-- Start of Items --

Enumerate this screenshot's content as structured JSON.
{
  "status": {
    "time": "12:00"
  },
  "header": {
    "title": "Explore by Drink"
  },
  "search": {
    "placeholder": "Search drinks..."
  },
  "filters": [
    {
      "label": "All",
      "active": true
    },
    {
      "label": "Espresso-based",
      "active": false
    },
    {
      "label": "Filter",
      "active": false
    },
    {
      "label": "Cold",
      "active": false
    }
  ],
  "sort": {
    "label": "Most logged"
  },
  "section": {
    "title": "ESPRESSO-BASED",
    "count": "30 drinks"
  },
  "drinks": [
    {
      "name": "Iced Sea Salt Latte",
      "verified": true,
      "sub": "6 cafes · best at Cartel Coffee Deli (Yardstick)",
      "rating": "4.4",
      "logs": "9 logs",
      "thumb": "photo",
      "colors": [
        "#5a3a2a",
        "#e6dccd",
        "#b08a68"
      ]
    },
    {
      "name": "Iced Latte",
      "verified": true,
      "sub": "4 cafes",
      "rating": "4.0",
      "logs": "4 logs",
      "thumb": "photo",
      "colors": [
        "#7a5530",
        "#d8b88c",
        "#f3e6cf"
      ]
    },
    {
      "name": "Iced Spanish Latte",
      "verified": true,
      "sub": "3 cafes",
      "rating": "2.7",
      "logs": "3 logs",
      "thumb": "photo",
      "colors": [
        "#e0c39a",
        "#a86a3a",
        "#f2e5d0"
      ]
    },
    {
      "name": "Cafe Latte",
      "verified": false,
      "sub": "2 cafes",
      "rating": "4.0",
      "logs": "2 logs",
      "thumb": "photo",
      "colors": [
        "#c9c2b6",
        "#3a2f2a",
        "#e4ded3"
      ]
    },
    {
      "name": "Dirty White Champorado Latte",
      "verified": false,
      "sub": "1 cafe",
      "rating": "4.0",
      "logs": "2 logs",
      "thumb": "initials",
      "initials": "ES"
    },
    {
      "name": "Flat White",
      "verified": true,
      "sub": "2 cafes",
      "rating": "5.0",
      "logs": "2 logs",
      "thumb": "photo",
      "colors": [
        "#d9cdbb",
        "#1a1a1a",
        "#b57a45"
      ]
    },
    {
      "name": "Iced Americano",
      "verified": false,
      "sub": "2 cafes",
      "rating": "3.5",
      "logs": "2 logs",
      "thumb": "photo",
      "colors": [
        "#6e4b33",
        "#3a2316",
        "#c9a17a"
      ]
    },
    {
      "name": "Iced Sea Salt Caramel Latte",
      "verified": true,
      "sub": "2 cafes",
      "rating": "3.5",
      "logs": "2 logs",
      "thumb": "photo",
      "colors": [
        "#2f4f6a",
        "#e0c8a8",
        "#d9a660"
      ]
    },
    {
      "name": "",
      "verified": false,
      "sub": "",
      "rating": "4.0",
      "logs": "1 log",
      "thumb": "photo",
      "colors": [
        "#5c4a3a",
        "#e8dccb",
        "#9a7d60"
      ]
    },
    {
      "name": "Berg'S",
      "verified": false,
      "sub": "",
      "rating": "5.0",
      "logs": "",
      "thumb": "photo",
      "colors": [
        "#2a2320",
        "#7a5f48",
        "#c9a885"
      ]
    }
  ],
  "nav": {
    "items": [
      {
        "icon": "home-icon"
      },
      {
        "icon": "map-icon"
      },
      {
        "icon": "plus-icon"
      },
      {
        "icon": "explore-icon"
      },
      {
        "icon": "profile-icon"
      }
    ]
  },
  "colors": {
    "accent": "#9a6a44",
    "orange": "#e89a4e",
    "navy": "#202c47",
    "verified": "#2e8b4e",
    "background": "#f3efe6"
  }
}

-- End of Items --

*Problem statement*: Take every line containing the word "icon" and copy it.

*Result of this task*:
        "icon": "home-icon"
        "icon": "map-icon"
        "icon": "plus-icon"
        "icon": "explore-icon"
        "icon": "profile-icon"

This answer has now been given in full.